Pick out and copy every line below that has the word "基準地価推移".

# # # #

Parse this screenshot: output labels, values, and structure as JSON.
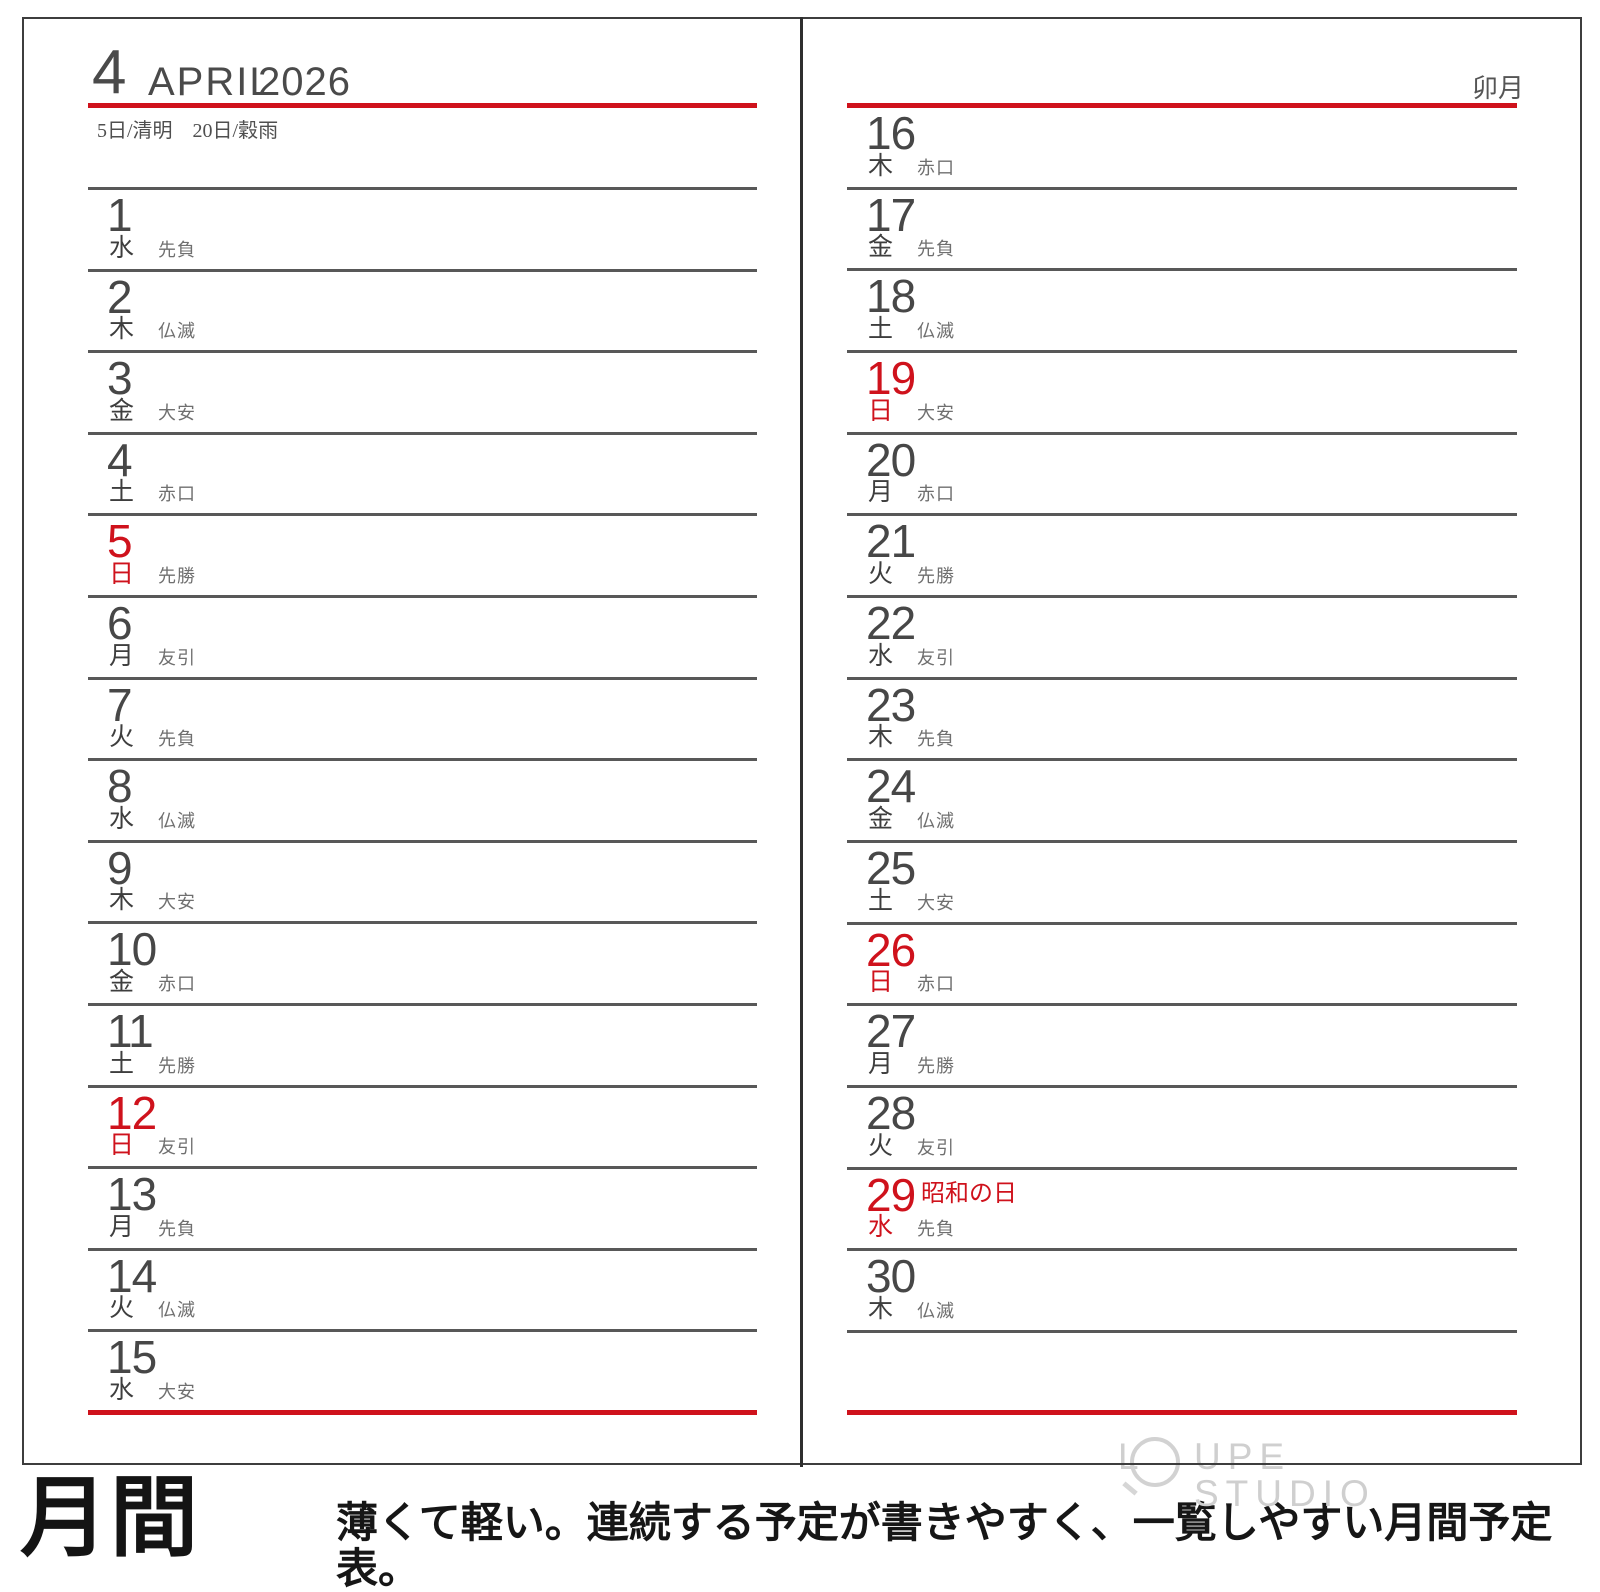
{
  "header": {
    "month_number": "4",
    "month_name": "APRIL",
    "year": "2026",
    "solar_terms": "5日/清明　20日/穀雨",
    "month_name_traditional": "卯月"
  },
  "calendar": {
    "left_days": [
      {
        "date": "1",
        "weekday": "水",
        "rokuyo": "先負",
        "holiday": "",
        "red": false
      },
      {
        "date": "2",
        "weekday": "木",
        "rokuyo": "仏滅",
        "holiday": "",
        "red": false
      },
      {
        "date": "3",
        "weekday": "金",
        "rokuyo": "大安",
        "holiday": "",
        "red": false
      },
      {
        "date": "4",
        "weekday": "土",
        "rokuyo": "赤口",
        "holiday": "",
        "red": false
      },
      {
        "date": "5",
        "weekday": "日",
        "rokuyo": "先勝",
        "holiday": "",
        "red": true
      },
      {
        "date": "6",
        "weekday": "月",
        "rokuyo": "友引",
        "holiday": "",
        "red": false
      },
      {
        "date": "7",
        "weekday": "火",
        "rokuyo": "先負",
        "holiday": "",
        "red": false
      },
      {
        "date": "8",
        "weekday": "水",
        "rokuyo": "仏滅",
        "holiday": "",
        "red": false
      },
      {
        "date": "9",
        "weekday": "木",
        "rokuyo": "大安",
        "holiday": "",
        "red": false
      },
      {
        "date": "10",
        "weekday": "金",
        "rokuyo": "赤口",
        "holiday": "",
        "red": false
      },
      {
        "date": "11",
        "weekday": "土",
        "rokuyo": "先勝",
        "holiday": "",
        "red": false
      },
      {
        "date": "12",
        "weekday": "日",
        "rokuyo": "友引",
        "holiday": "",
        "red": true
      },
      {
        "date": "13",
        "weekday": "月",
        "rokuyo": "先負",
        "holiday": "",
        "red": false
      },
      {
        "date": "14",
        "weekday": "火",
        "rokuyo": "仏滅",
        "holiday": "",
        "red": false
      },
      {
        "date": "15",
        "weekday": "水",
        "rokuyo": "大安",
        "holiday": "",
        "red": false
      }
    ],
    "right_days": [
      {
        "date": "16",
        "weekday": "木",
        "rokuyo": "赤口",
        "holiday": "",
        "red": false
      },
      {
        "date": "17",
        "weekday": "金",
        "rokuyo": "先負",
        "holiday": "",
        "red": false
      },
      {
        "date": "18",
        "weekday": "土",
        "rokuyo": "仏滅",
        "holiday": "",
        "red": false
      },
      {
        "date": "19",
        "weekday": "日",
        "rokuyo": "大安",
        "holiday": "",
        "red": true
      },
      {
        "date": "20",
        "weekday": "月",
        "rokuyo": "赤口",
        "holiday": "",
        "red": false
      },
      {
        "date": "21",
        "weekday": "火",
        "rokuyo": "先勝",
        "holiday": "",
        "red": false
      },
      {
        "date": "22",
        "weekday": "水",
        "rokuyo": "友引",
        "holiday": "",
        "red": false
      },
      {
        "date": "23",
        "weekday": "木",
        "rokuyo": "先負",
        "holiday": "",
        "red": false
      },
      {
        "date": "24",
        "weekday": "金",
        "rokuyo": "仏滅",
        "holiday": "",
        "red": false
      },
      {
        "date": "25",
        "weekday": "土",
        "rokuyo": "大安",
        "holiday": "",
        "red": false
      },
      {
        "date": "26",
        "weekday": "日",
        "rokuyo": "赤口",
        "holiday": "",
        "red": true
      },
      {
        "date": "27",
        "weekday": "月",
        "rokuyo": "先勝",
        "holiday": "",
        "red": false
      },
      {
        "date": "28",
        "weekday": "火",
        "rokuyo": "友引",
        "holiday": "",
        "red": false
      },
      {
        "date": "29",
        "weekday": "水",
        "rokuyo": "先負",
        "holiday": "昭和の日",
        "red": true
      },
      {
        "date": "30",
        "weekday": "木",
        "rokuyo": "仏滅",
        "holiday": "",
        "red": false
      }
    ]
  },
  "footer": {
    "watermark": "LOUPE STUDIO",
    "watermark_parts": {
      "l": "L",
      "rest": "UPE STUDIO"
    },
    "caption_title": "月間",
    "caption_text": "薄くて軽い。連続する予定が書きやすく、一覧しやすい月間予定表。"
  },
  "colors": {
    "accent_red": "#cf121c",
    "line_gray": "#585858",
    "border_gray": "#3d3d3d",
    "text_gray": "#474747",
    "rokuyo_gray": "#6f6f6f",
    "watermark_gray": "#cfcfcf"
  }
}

# # # #

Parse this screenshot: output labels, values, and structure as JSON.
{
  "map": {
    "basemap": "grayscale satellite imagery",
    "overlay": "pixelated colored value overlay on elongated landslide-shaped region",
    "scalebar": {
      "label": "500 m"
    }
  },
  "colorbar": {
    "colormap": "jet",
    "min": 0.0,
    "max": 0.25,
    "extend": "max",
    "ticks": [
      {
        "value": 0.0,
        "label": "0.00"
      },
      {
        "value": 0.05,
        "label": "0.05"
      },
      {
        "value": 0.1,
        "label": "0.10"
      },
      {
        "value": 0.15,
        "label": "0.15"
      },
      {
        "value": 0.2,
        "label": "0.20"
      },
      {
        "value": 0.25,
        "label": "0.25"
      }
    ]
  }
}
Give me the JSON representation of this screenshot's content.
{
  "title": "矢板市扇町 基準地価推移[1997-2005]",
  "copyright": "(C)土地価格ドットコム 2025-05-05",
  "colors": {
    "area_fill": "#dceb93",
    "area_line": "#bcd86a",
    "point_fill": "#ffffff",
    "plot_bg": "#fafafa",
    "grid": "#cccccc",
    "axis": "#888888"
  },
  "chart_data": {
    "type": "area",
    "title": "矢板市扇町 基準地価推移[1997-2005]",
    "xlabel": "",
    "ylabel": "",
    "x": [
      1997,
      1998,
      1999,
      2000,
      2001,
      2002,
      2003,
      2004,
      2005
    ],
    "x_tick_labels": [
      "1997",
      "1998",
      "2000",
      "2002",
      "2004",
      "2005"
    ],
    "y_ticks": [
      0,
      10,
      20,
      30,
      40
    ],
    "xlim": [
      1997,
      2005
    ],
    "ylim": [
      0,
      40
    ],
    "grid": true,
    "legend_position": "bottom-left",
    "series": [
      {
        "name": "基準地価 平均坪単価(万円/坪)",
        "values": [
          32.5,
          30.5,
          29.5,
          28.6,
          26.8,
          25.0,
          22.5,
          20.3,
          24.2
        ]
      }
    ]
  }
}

# # # #

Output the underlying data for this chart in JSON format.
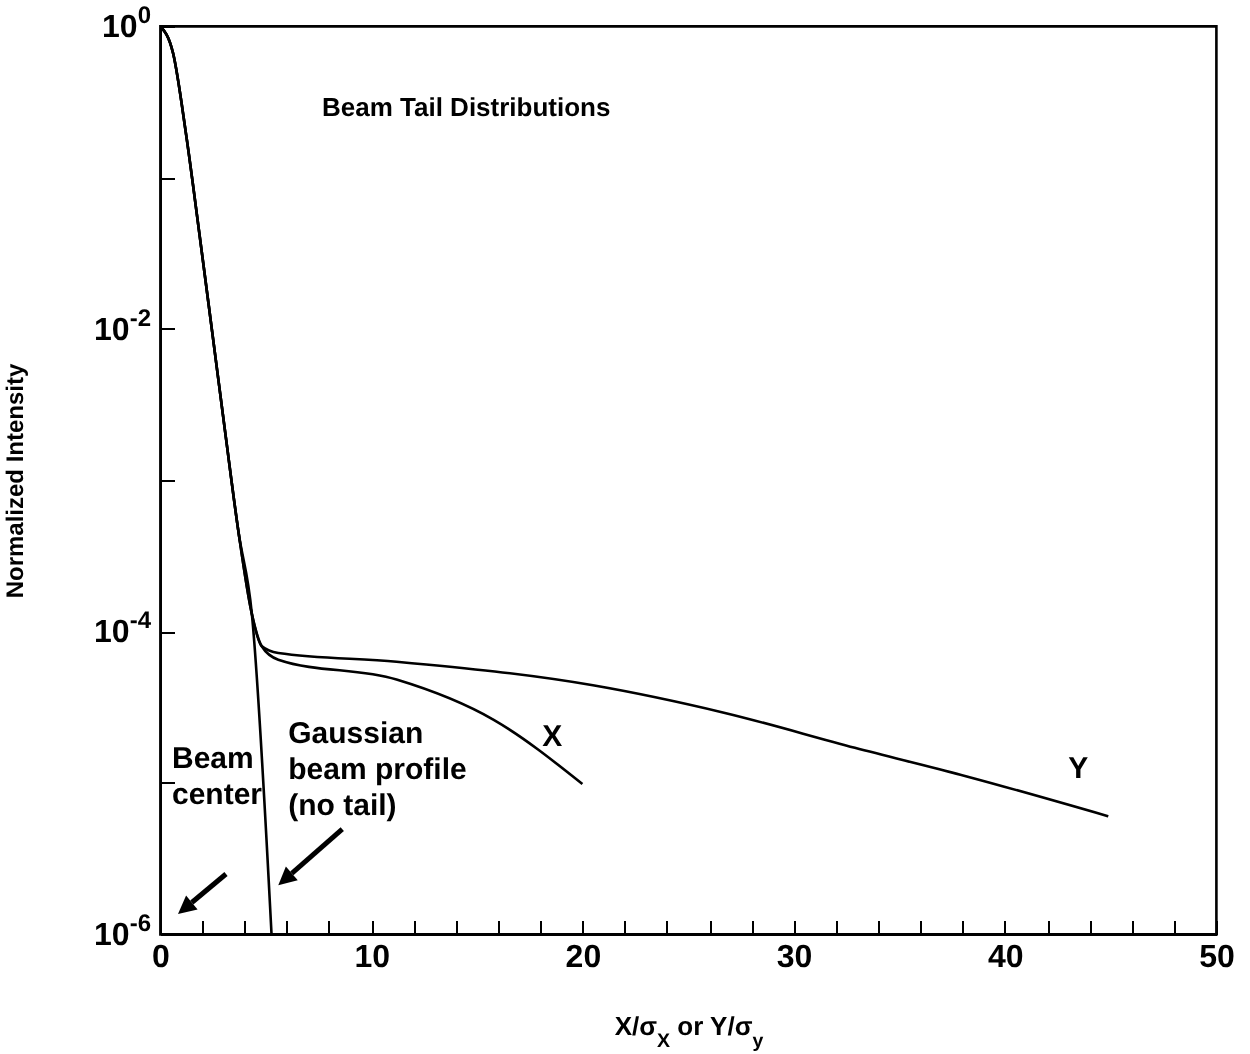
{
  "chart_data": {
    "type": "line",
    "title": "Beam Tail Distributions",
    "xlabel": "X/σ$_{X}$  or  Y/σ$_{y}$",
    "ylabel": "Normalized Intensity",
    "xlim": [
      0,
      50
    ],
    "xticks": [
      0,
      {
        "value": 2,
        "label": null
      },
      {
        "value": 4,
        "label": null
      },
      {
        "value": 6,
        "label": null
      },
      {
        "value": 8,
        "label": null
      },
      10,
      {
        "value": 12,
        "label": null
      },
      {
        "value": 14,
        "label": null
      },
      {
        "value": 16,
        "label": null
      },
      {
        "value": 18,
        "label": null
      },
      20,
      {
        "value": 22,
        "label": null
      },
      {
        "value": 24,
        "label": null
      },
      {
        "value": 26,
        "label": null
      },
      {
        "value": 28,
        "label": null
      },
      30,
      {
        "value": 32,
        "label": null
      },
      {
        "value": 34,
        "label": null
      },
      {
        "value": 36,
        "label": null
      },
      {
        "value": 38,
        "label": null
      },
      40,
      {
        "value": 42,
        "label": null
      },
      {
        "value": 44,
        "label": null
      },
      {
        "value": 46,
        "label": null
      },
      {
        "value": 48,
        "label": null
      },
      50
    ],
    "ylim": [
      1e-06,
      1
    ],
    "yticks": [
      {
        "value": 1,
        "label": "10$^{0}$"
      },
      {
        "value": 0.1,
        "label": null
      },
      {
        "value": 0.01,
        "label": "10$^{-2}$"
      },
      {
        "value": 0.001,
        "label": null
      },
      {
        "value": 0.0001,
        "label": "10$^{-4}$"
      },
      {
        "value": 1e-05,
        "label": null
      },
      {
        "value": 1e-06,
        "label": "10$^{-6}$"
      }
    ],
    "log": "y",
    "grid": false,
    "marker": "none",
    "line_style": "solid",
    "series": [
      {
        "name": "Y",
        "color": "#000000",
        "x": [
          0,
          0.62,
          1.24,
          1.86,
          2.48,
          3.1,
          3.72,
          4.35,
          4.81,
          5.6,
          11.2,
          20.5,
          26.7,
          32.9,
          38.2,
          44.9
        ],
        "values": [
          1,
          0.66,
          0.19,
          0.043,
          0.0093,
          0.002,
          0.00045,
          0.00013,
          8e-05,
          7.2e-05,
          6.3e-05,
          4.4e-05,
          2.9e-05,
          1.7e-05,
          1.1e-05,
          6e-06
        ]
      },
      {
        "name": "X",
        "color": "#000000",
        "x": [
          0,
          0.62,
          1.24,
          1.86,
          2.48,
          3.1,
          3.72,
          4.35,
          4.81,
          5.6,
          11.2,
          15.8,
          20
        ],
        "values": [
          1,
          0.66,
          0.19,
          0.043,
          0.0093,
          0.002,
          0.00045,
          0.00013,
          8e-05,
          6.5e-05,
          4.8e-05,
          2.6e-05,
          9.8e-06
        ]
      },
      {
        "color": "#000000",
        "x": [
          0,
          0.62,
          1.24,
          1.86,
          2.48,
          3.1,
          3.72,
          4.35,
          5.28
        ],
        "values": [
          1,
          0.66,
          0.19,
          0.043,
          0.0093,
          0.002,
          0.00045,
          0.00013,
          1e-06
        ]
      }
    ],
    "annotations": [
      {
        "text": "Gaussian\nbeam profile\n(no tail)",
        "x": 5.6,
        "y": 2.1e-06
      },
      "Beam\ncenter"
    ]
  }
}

# # # #

CORRECT RESULT>
  "title": "矢板市扇町 基準地価推移[1997-2005]",
    "title": "矢板市扇町 基準地価推移[1997-2005]",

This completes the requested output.